__Records that describe figures__:

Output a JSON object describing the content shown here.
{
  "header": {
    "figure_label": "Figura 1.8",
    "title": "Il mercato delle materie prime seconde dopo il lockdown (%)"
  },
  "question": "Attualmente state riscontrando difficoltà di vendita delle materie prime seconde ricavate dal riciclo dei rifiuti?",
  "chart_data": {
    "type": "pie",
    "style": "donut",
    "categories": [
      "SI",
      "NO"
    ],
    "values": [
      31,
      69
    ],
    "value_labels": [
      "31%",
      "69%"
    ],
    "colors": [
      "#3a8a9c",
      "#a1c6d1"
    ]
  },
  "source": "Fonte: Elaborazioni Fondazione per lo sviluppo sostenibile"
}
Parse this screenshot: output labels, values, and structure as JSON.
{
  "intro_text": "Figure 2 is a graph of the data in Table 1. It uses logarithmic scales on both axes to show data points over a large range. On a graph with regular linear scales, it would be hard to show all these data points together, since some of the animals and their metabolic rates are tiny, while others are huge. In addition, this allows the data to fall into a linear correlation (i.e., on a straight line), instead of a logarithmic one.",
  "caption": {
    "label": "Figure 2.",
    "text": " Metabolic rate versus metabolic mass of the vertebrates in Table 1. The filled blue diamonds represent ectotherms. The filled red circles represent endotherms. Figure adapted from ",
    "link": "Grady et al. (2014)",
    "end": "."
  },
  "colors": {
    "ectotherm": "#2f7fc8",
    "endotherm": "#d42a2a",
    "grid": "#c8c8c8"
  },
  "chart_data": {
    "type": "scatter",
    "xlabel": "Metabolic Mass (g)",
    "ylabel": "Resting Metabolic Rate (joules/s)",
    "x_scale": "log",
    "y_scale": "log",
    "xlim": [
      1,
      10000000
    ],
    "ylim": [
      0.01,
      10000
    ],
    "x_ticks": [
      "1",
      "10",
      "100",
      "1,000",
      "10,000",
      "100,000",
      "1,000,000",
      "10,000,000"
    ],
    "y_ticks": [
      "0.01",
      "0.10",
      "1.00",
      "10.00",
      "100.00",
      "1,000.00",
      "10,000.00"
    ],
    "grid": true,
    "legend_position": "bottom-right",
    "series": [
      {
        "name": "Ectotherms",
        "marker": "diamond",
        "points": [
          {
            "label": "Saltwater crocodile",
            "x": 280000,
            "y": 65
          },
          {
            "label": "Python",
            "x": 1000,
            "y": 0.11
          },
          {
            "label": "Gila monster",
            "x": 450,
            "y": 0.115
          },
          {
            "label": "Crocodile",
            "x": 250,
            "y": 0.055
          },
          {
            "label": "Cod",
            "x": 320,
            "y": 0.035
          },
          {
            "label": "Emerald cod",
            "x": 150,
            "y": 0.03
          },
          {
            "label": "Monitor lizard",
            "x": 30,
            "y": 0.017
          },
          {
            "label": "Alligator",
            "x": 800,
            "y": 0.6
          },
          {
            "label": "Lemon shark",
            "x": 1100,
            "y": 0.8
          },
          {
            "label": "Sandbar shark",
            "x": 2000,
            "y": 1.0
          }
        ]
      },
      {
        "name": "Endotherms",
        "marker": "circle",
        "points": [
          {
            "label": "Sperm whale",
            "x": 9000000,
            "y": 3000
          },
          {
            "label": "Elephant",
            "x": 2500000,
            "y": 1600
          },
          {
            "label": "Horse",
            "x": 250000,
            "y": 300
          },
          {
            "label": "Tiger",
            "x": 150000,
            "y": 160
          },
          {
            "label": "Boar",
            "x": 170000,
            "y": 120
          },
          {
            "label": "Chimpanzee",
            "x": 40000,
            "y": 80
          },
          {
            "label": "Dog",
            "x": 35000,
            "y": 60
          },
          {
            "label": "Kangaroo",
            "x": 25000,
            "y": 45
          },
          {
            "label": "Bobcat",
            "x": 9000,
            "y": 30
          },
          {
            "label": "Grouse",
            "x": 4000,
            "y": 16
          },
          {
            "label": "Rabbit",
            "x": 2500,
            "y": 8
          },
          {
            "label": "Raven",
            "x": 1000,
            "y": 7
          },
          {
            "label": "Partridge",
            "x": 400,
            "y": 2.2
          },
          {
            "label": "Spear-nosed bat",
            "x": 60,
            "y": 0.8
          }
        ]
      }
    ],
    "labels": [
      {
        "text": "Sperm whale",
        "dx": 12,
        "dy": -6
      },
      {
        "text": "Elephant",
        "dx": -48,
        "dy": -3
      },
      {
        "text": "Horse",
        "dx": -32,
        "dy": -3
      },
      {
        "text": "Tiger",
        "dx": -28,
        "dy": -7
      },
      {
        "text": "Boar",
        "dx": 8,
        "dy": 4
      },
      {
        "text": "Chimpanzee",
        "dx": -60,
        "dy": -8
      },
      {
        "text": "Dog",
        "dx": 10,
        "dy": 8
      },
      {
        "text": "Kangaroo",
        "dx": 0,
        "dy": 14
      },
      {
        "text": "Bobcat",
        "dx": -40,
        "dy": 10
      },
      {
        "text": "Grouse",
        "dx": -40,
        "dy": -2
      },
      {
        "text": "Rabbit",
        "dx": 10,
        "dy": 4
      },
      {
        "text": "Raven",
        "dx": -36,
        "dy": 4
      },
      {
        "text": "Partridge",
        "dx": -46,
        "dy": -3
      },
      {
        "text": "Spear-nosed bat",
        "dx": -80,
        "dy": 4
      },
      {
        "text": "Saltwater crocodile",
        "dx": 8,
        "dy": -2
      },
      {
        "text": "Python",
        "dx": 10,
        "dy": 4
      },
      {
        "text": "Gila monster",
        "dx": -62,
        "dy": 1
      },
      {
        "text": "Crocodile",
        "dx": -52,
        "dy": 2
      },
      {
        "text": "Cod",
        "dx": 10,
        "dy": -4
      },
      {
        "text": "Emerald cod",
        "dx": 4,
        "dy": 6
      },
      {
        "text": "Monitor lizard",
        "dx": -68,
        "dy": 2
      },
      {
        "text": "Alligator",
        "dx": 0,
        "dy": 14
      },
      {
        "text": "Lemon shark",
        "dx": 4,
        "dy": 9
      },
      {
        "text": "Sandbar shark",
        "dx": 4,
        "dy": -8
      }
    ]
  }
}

__WRITTEN INSTRUCTION__: Write out every record shown above, word for word.

__SOLVED EXERCISE__:
Output a JSON object describing the content shown here.
{
  "header": {
    "figure_label": "Figura 1.8",
    "title": "Il mercato delle materie prime seconde dopo il lockdown (%)"
  },
  "question": "Attualmente state riscontrando difficoltà di vendita delle materie prime seconde ricavate dal riciclo dei rifiuti?",
  "chart_data": {
    "type": "pie",
    "style": "donut",
    "categories": [
      "SI",
      "NO"
    ],
    "values": [
      31,
      69
    ],
    "value_labels": [
      "31%",
      "69%"
    ],
    "colors": [
      "#3a8a9c",
      "#a1c6d1"
    ]
  },
  "source": "Fonte: Elaborazioni Fondazione per lo sviluppo sostenibile"
}
Parse this screenshot: output labels, values, and structure as JSON.
{
  "intro_text": "Figure 2 is a graph of the data in Table 1. It uses logarithmic scales on both axes to show data points over a large range. On a graph with regular linear scales, it would be hard to show all these data points together, since some of the animals and their metabolic rates are tiny, while others are huge. In addition, this allows the data to fall into a linear correlation (i.e., on a straight line), instead of a logarithmic one.",
  "caption": {
    "label": "Figure 2.",
    "text": " Metabolic rate versus metabolic mass of the vertebrates in Table 1. The filled blue diamonds represent ectotherms. The filled red circles represent endotherms. Figure adapted from ",
    "link": "Grady et al. (2014)",
    "end": "."
  },
  "colors": {
    "ectotherm": "#2f7fc8",
    "endotherm": "#d42a2a",
    "grid": "#c8c8c8"
  },
  "chart_data": {
    "type": "scatter",
    "xlabel": "Metabolic Mass (g)",
    "ylabel": "Resting Metabolic Rate (joules/s)",
    "x_scale": "log",
    "y_scale": "log",
    "xlim": [
      1,
      10000000
    ],
    "ylim": [
      0.01,
      10000
    ],
    "x_ticks": [
      "1",
      "10",
      "100",
      "1,000",
      "10,000",
      "100,000",
      "1,000,000",
      "10,000,000"
    ],
    "y_ticks": [
      "0.01",
      "0.10",
      "1.00",
      "10.00",
      "100.00",
      "1,000.00",
      "10,000.00"
    ],
    "grid": true,
    "legend_position": "bottom-right",
    "series": [
      {
        "name": "Ectotherms",
        "marker": "diamond",
        "points": [
          {
            "label": "Saltwater crocodile",
            "x": 280000,
            "y": 65
          },
          {
            "label": "Python",
            "x": 1000,
            "y": 0.11
          },
          {
            "label": "Gila monster",
            "x": 450,
            "y": 0.115
          },
          {
            "label": "Crocodile",
            "x": 250,
            "y": 0.055
          },
          {
            "label": "Cod",
            "x": 320,
            "y": 0.035
          },
          {
            "label": "Emerald cod",
            "x": 150,
            "y": 0.03
          },
          {
            "label": "Monitor lizard",
            "x": 30,
            "y": 0.017
          },
          {
            "label": "Alligator",
            "x": 800,
            "y": 0.6
          },
          {
            "label": "Lemon shark",
            "x": 1100,
            "y": 0.8
          },
          {
            "label": "Sandbar shark",
            "x": 2000,
            "y": 1.0
          }
        ]
      },
      {
        "name": "Endotherms",
        "marker": "circle",
        "points": [
          {
            "label": "Sperm whale",
            "x": 9000000,
            "y": 3000
          },
          {
            "label": "Elephant",
            "x": 2500000,
            "y": 1600
          },
          {
            "label": "Horse",
            "x": 250000,
            "y": 300
          },
          {
            "label": "Tiger",
            "x": 150000,
            "y": 160
          },
          {
            "label": "Boar",
            "x": 170000,
            "y": 120
          },
          {
            "label": "Chimpanzee",
            "x": 40000,
            "y": 80
          },
          {
            "label": "Dog",
            "x": 35000,
            "y": 60
          },
          {
            "label": "Kangaroo",
            "x": 25000,
            "y": 45
          },
          {
            "label": "Bobcat",
            "x": 9000,
            "y": 30
          },
          {
            "label": "Grouse",
            "x": 4000,
            "y": 16
          },
          {
            "label": "Rabbit",
            "x": 2500,
            "y": 8
          },
          {
            "label": "Raven",
            "x": 1000,
            "y": 7
          },
          {
            "label": "Partridge",
            "x": 400,
            "y": 2.2
          },
          {
            "label": "Spear-nosed bat",
            "x": 60,
            "y": 0.8
          }
        ]
      }
    ],
    "labels": [
      {
        "text": "Sperm whale",
        "dx": 12,
        "dy": -6
      },
      {
        "text": "Elephant",
        "dx": -48,
        "dy": -3
      },
      {
        "text": "Horse",
        "dx": -32,
        "dy": -3
      },
      {
        "text": "Tiger",
        "dx": -28,
        "dy": -7
      },
      {
        "text": "Boar",
        "dx": 8,
        "dy": 4
      },
      {
        "text": "Chimpanzee",
        "dx": -60,
        "dy": -8
      },
      {
        "text": "Dog",
        "dx": 10,
        "dy": 8
      },
      {
        "text": "Kangaroo",
        "dx": 0,
        "dy": 14
      },
      {
        "text": "Bobcat",
        "dx": -40,
        "dy": 10
      },
      {
        "text": "Grouse",
        "dx": -40,
        "dy": -2
      },
      {
        "text": "Rabbit",
        "dx": 10,
        "dy": 4
      },
      {
        "text": "Raven",
        "dx": -36,
        "dy": 4
      },
      {
        "text": "Partridge",
        "dx": -46,
        "dy": -3
      },
      {
        "text": "Spear-nosed bat",
        "dx": -80,
        "dy": 4
      },
      {
        "text": "Saltwater crocodile",
        "dx": 8,
        "dy": -2
      },
      {
        "text": "Python",
        "dx": 10,
        "dy": 4
      },
      {
        "text": "Gila monster",
        "dx": -62,
        "dy": 1
      },
      {
        "text": "Crocodile",
        "dx": -52,
        "dy": 2
      },
      {
        "text": "Cod",
        "dx": 10,
        "dy": -4
      },
      {
        "text": "Emerald cod",
        "dx": 4,
        "dy": 6
      },
      {
        "text": "Monitor lizard",
        "dx": -68,
        "dy": 2
      },
      {
        "text": "Alligator",
        "dx": 0,
        "dy": 14
      },
      {
        "text": "Lemon shark",
        "dx": 4,
        "dy": 9
      },
      {
        "text": "Sandbar shark",
        "dx": 4,
        "dy": -8
      }
    ]
  }
}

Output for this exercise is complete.